Gather all lines with the word "subtitle" in them.
--- --- ---
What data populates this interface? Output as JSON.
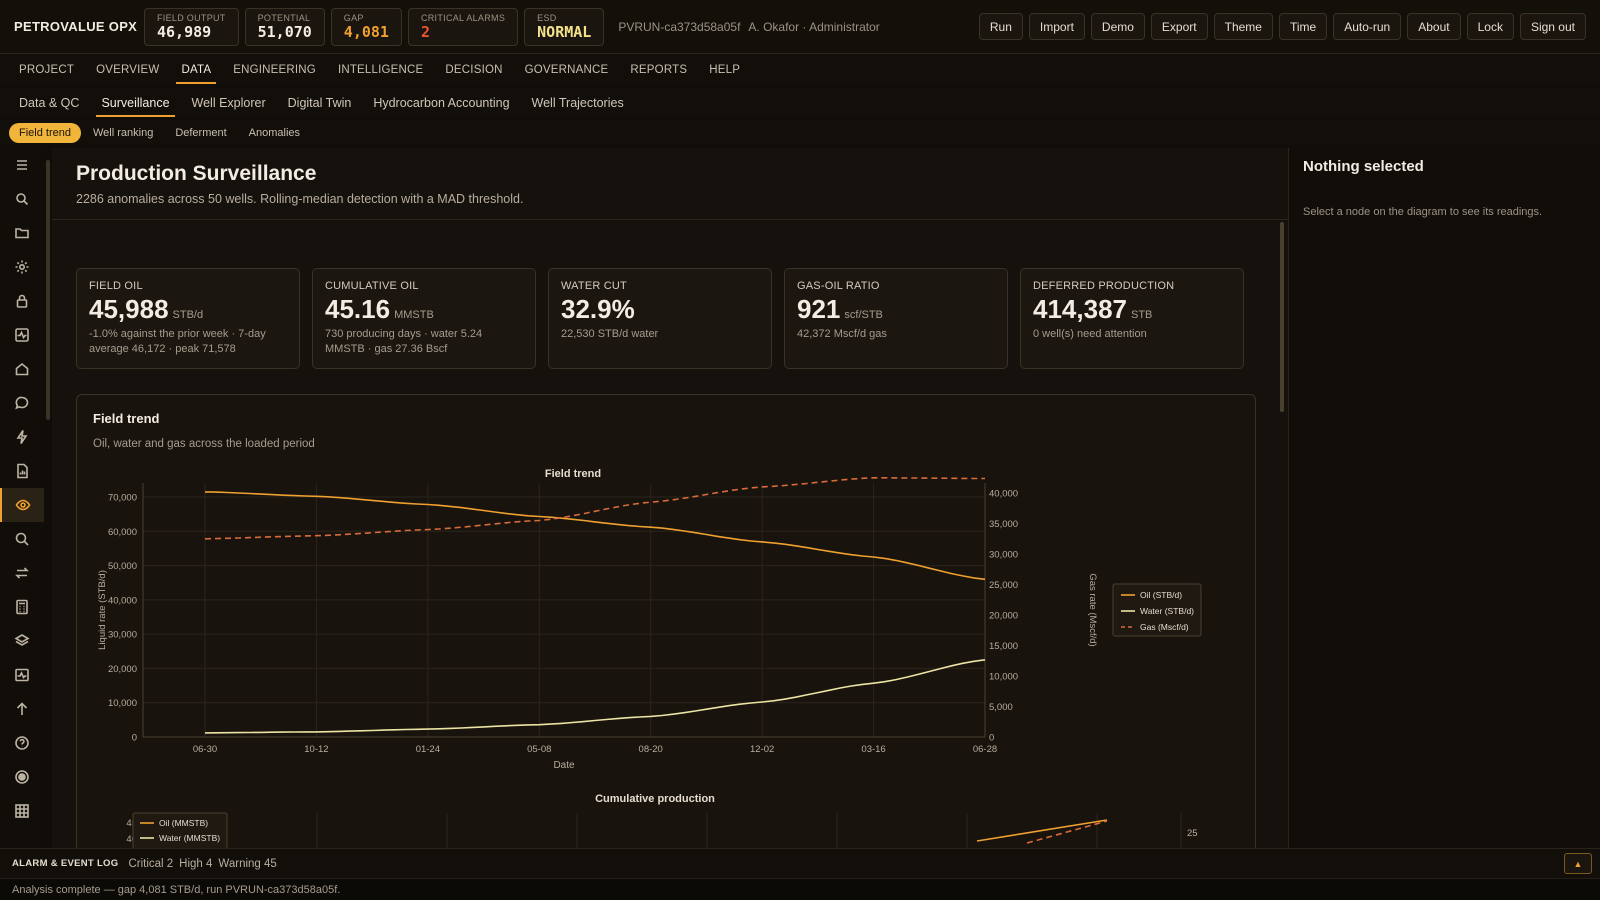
{
  "app": {
    "brand": "PETROVALUE OPX",
    "run_id": "PVRUN-ca373d58a05f",
    "user": "A. Okafor · Administrator"
  },
  "kpis": [
    {
      "label": "FIELD OUTPUT",
      "value": "46,989",
      "color": "#f2ece2"
    },
    {
      "label": "POTENTIAL",
      "value": "51,070",
      "color": "#f2ece2"
    },
    {
      "label": "GAP",
      "value": "4,081",
      "color": "#f0a030"
    },
    {
      "label": "CRITICAL ALARMS",
      "value": "2",
      "color": "#e8542c"
    },
    {
      "label": "ESD",
      "value": "NORMAL",
      "color": "#f3e28a"
    }
  ],
  "actions": [
    "Run",
    "Import",
    "Demo",
    "Export",
    "Theme",
    "Time",
    "Auto-run",
    "About",
    "Lock",
    "Sign out"
  ],
  "main_nav": [
    "PROJECT",
    "OVERVIEW",
    "DATA",
    "ENGINEERING",
    "INTELLIGENCE",
    "DECISION",
    "GOVERNANCE",
    "REPORTS",
    "HELP"
  ],
  "main_nav_active": "DATA",
  "sub_nav": [
    "Data & QC",
    "Surveillance",
    "Well Explorer",
    "Digital Twin",
    "Hydrocarbon Accounting",
    "Well Trajectories"
  ],
  "sub_nav_active": "Surveillance",
  "pill_nav": [
    "Field trend",
    "Well ranking",
    "Deferment",
    "Anomalies"
  ],
  "pill_nav_active": "Field trend",
  "sidebar_icons": [
    "menu-icon",
    "search-icon",
    "folder-icon",
    "gear-icon",
    "lock-icon",
    "pulse-icon",
    "home-icon",
    "chat-icon",
    "bolt-icon",
    "report-icon",
    "eye-icon",
    "magnify-icon",
    "transfer-icon",
    "calculator-icon",
    "layers-icon",
    "monitor-icon",
    "arrow-up-icon",
    "help-icon",
    "target-icon",
    "grid-icon"
  ],
  "sidebar_active": "eye-icon",
  "page": {
    "title": "Production Surveillance",
    "subtitle": "2286 anomalies across 50 wells. Rolling-median detection with a MAD threshold."
  },
  "cards": [
    {
      "label": "FIELD OIL",
      "value": "45,988",
      "unit": "STB/d",
      "note": "-1.0% against the prior week · 7-day average 46,172 · peak 71,578"
    },
    {
      "label": "CUMULATIVE OIL",
      "value": "45.16",
      "unit": "MMSTB",
      "note": "730 producing days · water 5.24 MMSTB · gas 27.36 Bscf"
    },
    {
      "label": "WATER CUT",
      "value": "32.9%",
      "unit": "",
      "note": "22,530 STB/d water"
    },
    {
      "label": "GAS-OIL RATIO",
      "value": "921",
      "unit": "scf/STB",
      "note": "42,372 Mscf/d gas"
    },
    {
      "label": "DEFERRED PRODUCTION",
      "value": "414,387",
      "unit": "STB",
      "note": "0 well(s) need attention"
    }
  ],
  "panel": {
    "title": "Field trend",
    "subtitle": "Oil, water and gas across the loaded period"
  },
  "chart_data": [
    {
      "type": "line",
      "title": "Field trend",
      "xlabel": "Date",
      "ylabel": "Liquid rate (STB/d)",
      "y2label": "Gas rate (Mscf/d)",
      "x": [
        "06-30",
        "10-12",
        "01-24",
        "05-08",
        "08-20",
        "12-02",
        "03-16",
        "06-28"
      ],
      "ylim": [
        0,
        70000
      ],
      "yticks": [
        0,
        10000,
        20000,
        30000,
        40000,
        50000,
        60000,
        70000
      ],
      "y2lim": [
        0,
        40000
      ],
      "y2ticks": [
        0,
        5000,
        10000,
        15000,
        20000,
        25000,
        30000,
        35000,
        40000
      ],
      "grid": true,
      "legend": "right",
      "series": [
        {
          "name": "Oil (STB/d)",
          "axis": "left",
          "style": "solid",
          "color": "#f0a030",
          "values": [
            71500,
            70200,
            67800,
            64300,
            61200,
            56900,
            52500,
            45988
          ]
        },
        {
          "name": "Water (STB/d)",
          "axis": "left",
          "style": "solid",
          "color": "#ece3a4",
          "values": [
            1200,
            1500,
            2300,
            3600,
            6000,
            10200,
            15700,
            22530
          ]
        },
        {
          "name": "Gas (Mscf/d)",
          "axis": "right",
          "style": "dashed",
          "color": "#d96a3a",
          "values": [
            32500,
            33000,
            34000,
            35500,
            38500,
            41000,
            42500,
            42372
          ]
        }
      ]
    },
    {
      "type": "line",
      "title": "Cumulative production",
      "yticks_visible": [
        45,
        40
      ],
      "y2ticks_visible": [
        25
      ],
      "legend": "top-left",
      "series": [
        {
          "name": "Oil (MMSTB)",
          "color": "#f0a030"
        },
        {
          "name": "Water (MMSTB)",
          "color": "#ece3a4"
        }
      ]
    }
  ],
  "right_panel": {
    "title": "Nothing selected",
    "text": "Select a node on the diagram to see its readings."
  },
  "alarm_log": {
    "title": "ALARM & EVENT LOG",
    "critical": "Critical 2",
    "high": "High 4",
    "warning": "Warning 45"
  },
  "status": "Analysis complete — gap 4,081 STB/d, run PVRUN-ca373d58a05f."
}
--- --- ---
- _RESPONSE FOR THIS EXERCISE_
    "subtitle": "2286 anomalies across 50 wells. Rolling-median detection with a MAD threshold."
    "subtitle": "Oil, water and gas across the loaded period"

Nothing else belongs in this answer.